What the task asks >>
Can you duplicate the listing below from the line with "What elements are" up to and including the line with "49, 138, 69]", leaving any pictures out of your answer?

Provided data >>
>> Start
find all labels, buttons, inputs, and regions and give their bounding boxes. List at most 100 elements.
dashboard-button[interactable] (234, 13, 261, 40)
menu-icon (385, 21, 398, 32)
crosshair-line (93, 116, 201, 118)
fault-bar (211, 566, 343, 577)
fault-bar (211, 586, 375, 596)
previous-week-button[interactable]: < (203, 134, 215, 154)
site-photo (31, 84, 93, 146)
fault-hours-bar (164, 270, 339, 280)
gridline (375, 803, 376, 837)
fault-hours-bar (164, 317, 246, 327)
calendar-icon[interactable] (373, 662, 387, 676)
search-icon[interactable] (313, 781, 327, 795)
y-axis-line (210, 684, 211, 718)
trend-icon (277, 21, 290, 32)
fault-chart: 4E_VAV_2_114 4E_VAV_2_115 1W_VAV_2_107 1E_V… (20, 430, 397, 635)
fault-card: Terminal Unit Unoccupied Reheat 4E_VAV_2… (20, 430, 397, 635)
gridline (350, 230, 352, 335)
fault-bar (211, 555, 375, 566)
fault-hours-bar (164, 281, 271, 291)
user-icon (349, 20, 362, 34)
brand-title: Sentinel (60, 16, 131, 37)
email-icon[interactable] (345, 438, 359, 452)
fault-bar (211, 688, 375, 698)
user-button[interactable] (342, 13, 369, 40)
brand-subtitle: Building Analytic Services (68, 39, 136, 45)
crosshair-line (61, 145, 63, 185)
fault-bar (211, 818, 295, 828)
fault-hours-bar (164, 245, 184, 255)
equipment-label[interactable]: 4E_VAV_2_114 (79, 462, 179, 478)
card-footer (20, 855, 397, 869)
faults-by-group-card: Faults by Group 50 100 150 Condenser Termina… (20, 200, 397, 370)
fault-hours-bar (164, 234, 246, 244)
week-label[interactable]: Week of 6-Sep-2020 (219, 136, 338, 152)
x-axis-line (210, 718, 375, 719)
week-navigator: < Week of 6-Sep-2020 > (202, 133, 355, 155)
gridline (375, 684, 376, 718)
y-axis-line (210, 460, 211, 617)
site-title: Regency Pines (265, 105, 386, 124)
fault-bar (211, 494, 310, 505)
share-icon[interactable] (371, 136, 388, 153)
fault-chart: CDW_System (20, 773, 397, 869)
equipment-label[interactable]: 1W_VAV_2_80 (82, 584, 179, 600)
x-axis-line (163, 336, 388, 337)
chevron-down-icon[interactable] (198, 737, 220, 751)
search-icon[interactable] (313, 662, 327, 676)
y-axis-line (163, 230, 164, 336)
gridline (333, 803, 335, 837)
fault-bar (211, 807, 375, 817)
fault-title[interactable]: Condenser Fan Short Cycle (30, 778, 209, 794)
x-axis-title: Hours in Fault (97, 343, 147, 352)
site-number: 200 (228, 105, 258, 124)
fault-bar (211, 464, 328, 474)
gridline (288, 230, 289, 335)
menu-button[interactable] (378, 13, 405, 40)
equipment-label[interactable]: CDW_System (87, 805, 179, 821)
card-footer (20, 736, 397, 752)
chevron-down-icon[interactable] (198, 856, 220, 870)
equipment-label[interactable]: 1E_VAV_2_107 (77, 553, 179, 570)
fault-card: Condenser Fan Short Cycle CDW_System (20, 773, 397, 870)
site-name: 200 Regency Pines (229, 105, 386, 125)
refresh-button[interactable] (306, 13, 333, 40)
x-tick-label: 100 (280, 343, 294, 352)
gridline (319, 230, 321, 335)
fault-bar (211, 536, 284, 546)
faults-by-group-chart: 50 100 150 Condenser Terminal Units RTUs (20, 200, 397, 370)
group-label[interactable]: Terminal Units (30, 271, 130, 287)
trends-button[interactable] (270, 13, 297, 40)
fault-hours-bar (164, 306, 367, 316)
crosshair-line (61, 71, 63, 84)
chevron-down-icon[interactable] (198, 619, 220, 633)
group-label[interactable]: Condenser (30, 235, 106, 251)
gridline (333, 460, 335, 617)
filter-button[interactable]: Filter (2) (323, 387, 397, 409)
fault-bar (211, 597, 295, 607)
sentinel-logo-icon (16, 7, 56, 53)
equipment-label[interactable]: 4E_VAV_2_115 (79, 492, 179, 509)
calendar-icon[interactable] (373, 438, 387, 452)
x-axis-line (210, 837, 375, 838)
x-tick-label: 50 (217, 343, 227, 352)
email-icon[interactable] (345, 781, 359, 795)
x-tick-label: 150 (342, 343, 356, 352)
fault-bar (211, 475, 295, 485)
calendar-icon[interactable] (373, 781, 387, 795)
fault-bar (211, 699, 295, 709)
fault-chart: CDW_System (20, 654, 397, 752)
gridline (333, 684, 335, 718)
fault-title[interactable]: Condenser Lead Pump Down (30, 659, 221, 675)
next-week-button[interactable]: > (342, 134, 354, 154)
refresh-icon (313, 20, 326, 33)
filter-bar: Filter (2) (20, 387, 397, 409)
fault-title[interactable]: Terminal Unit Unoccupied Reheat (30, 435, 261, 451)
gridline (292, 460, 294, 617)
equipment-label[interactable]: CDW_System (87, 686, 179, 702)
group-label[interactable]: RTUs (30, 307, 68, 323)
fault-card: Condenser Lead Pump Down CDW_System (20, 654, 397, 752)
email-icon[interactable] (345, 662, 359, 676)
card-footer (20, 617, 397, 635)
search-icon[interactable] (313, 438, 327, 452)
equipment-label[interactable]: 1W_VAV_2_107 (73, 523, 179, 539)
>> End
>> Start
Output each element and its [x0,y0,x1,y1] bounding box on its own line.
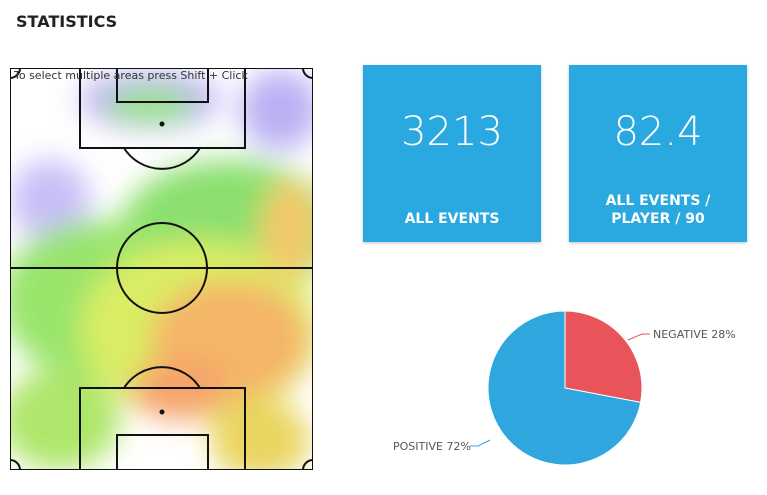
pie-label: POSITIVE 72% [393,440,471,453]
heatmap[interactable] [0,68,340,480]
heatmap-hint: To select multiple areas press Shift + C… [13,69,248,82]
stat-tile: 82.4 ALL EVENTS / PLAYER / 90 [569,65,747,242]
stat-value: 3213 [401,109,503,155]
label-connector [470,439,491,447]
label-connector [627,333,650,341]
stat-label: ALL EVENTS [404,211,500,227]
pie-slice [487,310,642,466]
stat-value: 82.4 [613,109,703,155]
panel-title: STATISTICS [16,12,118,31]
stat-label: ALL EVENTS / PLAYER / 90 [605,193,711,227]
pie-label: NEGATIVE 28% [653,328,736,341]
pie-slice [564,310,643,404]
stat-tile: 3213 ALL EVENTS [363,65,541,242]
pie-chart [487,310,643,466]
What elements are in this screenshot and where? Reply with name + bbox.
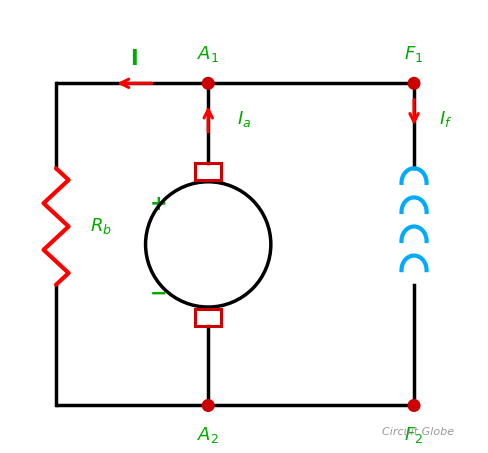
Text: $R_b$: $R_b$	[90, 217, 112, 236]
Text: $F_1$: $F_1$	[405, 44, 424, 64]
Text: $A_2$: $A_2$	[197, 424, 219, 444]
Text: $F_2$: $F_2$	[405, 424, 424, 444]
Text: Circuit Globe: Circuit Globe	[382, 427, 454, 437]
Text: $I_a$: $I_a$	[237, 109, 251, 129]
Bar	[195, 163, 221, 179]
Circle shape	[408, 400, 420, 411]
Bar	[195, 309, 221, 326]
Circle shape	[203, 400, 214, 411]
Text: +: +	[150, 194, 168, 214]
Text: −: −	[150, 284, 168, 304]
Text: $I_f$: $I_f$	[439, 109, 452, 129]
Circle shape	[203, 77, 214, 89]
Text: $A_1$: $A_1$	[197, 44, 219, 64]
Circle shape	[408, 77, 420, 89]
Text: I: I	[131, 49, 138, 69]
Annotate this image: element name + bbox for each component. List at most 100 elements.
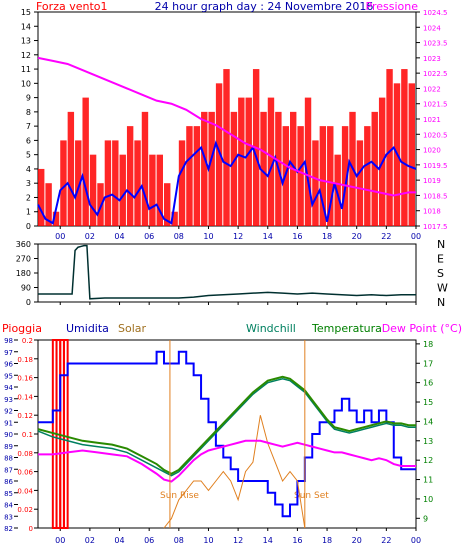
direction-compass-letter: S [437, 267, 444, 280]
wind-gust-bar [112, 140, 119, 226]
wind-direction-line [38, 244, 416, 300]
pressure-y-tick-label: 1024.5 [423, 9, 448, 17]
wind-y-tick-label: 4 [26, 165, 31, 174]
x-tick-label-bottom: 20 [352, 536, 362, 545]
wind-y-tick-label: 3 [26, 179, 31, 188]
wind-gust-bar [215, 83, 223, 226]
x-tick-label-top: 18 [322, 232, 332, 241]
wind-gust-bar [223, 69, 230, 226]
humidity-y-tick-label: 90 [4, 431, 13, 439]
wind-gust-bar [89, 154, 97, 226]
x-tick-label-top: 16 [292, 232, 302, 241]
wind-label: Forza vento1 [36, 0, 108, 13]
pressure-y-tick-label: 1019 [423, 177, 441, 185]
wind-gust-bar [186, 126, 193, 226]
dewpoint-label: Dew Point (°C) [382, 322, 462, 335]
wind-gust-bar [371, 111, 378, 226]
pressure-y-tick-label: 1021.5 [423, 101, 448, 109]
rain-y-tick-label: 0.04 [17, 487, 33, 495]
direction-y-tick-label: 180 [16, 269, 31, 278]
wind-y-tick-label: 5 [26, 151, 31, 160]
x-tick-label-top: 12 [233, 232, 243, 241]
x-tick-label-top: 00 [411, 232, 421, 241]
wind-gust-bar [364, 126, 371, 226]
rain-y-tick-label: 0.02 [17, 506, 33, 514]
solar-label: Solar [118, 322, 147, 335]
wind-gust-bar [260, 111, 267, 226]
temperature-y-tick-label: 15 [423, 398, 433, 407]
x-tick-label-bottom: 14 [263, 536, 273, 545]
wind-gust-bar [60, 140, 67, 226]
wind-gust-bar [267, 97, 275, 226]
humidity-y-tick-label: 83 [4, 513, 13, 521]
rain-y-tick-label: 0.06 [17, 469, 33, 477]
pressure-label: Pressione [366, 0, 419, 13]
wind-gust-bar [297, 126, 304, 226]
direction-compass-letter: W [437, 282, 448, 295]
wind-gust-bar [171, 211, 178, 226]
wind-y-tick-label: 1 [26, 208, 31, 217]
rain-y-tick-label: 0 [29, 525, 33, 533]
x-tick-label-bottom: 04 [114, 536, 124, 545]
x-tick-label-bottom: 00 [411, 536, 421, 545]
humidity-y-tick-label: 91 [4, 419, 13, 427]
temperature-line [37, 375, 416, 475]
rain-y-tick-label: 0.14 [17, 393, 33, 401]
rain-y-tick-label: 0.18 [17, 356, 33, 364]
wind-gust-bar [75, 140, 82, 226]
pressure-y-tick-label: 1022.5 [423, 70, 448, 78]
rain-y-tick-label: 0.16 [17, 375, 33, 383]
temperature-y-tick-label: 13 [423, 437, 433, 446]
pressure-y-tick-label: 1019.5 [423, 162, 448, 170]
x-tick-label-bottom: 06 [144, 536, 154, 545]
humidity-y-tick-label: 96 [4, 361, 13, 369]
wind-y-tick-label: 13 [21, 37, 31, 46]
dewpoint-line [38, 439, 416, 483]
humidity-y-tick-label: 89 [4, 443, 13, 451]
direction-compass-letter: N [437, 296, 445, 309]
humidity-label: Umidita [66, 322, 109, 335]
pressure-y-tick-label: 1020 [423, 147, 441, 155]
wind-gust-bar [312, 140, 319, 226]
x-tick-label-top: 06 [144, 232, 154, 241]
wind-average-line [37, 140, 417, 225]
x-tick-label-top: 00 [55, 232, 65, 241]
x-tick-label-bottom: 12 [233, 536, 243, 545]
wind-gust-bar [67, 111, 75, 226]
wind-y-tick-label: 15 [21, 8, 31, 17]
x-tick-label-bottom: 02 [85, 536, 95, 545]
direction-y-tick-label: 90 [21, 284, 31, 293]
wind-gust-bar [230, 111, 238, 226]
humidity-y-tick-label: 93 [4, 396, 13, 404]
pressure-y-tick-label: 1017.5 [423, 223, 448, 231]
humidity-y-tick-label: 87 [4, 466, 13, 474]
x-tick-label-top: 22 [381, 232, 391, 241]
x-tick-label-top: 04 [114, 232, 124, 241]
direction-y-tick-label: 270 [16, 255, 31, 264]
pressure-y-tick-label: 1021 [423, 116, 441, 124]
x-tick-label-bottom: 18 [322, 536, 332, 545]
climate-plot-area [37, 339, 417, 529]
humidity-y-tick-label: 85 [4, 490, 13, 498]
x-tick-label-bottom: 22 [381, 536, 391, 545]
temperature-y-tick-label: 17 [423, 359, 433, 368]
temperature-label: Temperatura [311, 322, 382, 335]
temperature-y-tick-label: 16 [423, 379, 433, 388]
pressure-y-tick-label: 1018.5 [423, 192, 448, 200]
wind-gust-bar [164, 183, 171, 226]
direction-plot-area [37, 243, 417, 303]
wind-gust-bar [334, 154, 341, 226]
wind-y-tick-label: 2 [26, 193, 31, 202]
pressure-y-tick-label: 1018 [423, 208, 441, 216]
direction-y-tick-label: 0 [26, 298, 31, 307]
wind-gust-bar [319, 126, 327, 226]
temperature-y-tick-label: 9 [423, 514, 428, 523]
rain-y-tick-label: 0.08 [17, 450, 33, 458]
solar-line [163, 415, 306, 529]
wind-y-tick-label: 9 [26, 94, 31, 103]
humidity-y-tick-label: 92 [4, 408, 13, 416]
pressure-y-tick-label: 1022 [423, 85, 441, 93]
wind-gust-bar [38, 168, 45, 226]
>> End
>> Start
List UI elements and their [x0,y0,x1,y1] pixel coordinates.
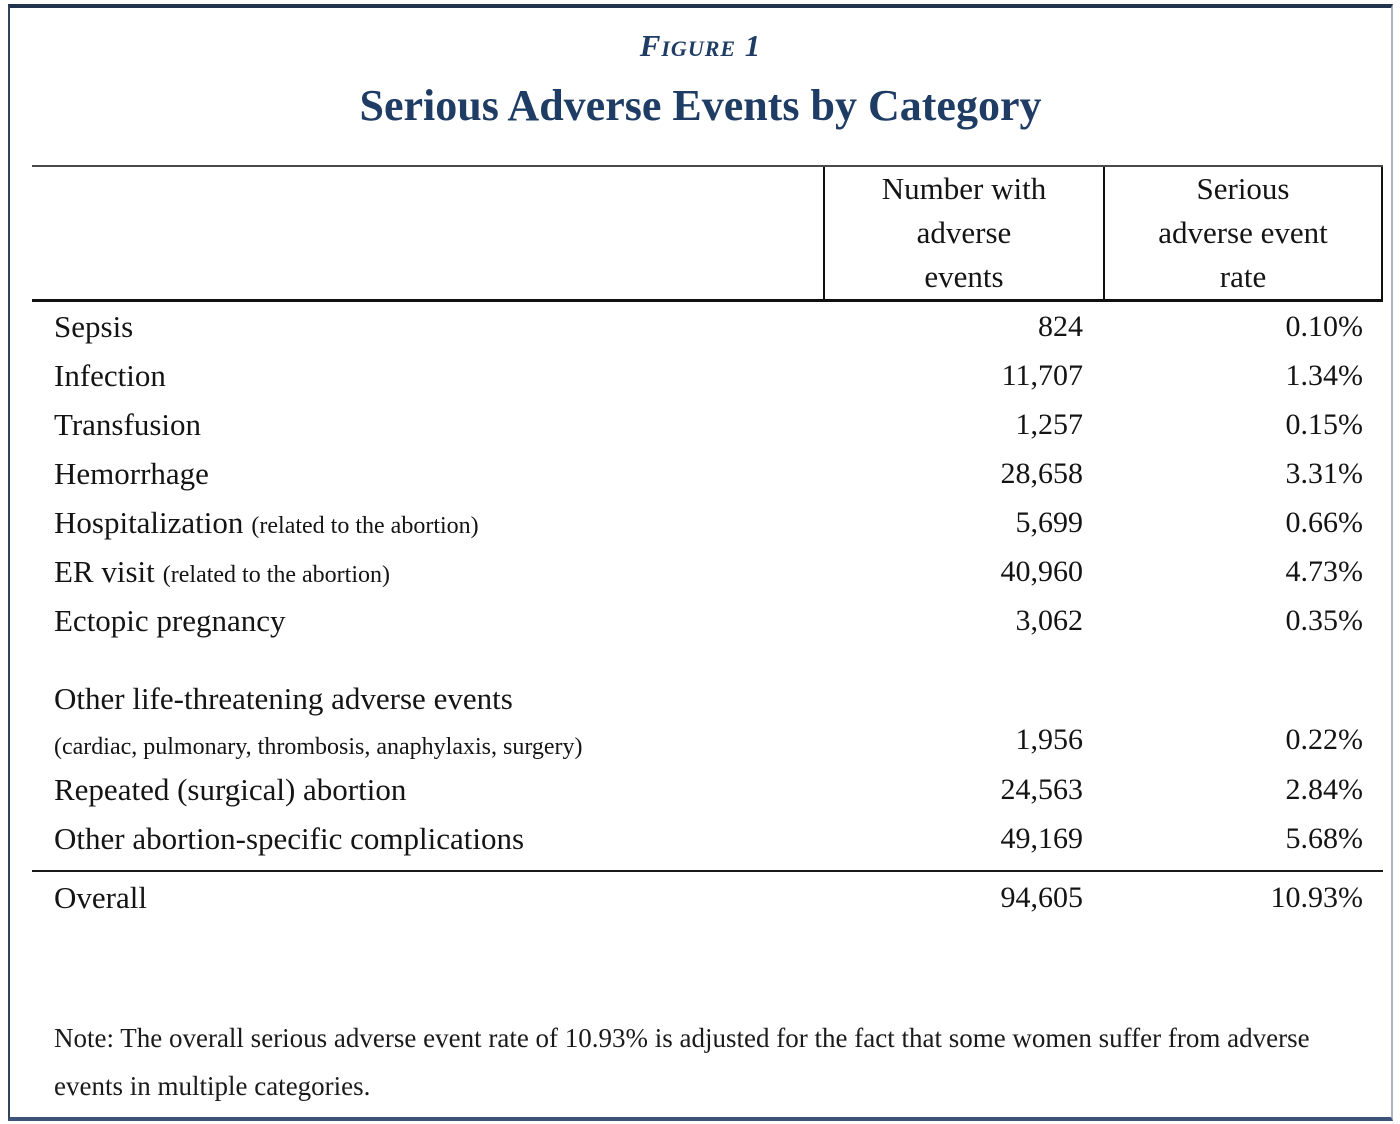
>> End
Solution >>
What elements are in this screenshot and where? Reply with name + bbox.
Text: $R_b$: $R_b$	[90, 217, 112, 236]
Text: $F_1$: $F_1$	[405, 44, 424, 64]
Text: $A_2$: $A_2$	[197, 424, 219, 444]
Text: $F_2$: $F_2$	[405, 424, 424, 444]
Text: Circuit Globe: Circuit Globe	[382, 427, 454, 437]
Text: $I_a$: $I_a$	[237, 109, 251, 129]
Bar	[195, 163, 221, 179]
Circle shape	[408, 400, 420, 411]
Bar	[195, 309, 221, 326]
Circle shape	[203, 400, 214, 411]
Text: +: +	[150, 194, 168, 214]
Text: −: −	[150, 284, 168, 304]
Text: $I_f$: $I_f$	[439, 109, 452, 129]
Circle shape	[203, 77, 214, 89]
Text: $A_1$: $A_1$	[197, 44, 219, 64]
Circle shape	[408, 77, 420, 89]
Text: I: I	[131, 49, 138, 69]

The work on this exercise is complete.